Recorded data
----

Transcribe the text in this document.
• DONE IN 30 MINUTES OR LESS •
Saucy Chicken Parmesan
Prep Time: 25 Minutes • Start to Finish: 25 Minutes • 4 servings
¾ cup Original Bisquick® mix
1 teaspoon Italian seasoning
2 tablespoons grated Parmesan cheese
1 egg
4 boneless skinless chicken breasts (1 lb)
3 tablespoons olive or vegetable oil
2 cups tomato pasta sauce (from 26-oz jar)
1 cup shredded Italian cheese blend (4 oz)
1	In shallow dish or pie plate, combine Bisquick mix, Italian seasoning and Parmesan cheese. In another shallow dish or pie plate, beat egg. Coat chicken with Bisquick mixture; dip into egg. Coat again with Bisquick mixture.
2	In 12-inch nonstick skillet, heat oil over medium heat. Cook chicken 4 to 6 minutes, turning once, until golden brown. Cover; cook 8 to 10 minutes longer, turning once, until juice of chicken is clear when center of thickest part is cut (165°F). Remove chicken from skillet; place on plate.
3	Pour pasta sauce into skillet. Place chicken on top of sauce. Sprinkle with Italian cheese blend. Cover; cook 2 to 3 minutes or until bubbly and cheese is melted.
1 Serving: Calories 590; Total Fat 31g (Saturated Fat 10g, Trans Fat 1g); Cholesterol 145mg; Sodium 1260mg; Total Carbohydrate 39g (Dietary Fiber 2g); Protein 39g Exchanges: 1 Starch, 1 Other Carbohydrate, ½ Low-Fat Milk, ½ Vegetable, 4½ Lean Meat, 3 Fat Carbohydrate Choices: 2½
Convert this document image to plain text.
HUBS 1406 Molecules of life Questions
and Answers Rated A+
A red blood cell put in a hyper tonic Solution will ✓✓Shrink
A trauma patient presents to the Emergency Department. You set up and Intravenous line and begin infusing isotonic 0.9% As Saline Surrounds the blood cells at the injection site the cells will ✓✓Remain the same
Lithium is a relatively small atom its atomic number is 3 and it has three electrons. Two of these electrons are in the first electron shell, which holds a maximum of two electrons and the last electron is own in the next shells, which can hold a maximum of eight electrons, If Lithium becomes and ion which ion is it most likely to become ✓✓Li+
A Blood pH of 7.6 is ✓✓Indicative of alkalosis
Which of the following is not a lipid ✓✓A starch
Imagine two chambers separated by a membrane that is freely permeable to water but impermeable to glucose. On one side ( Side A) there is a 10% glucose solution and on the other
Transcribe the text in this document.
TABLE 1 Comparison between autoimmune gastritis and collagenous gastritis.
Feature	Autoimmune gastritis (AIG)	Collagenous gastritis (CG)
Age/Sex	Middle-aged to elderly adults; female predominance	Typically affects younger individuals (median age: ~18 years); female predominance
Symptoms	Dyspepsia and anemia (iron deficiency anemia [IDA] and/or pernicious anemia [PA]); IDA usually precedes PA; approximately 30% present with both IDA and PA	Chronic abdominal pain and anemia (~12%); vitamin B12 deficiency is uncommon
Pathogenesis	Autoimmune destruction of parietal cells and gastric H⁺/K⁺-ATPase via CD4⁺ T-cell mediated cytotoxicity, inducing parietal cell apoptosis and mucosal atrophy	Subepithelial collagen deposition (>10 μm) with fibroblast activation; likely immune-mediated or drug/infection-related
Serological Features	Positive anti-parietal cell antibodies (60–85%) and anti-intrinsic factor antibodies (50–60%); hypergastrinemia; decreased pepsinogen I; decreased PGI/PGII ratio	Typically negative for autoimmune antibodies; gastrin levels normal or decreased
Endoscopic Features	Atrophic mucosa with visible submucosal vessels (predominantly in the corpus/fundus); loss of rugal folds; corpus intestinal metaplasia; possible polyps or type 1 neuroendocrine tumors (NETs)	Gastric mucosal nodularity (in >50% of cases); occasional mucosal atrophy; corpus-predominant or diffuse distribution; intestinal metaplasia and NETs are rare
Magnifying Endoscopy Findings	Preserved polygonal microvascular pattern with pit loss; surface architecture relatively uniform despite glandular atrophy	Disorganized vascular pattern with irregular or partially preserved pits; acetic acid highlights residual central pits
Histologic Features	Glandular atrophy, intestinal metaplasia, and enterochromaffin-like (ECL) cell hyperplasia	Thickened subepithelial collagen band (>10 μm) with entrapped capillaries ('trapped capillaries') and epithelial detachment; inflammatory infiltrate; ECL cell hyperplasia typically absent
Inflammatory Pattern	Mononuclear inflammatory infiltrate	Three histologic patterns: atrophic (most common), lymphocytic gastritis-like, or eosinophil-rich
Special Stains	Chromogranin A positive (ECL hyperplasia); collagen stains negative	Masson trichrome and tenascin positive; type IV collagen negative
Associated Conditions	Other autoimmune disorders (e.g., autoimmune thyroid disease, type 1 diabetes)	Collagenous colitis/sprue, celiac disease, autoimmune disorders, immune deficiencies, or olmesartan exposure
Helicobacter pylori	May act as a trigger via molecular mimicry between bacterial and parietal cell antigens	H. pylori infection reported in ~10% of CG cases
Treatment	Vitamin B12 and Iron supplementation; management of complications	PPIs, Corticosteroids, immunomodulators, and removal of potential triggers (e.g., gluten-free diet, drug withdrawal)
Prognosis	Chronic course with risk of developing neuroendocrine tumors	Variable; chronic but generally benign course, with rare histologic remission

----

#### Description of the task:
Count, in the records above, the lines that contain the word "between"; the answer is that number alone.

#### Answer to the problem:
2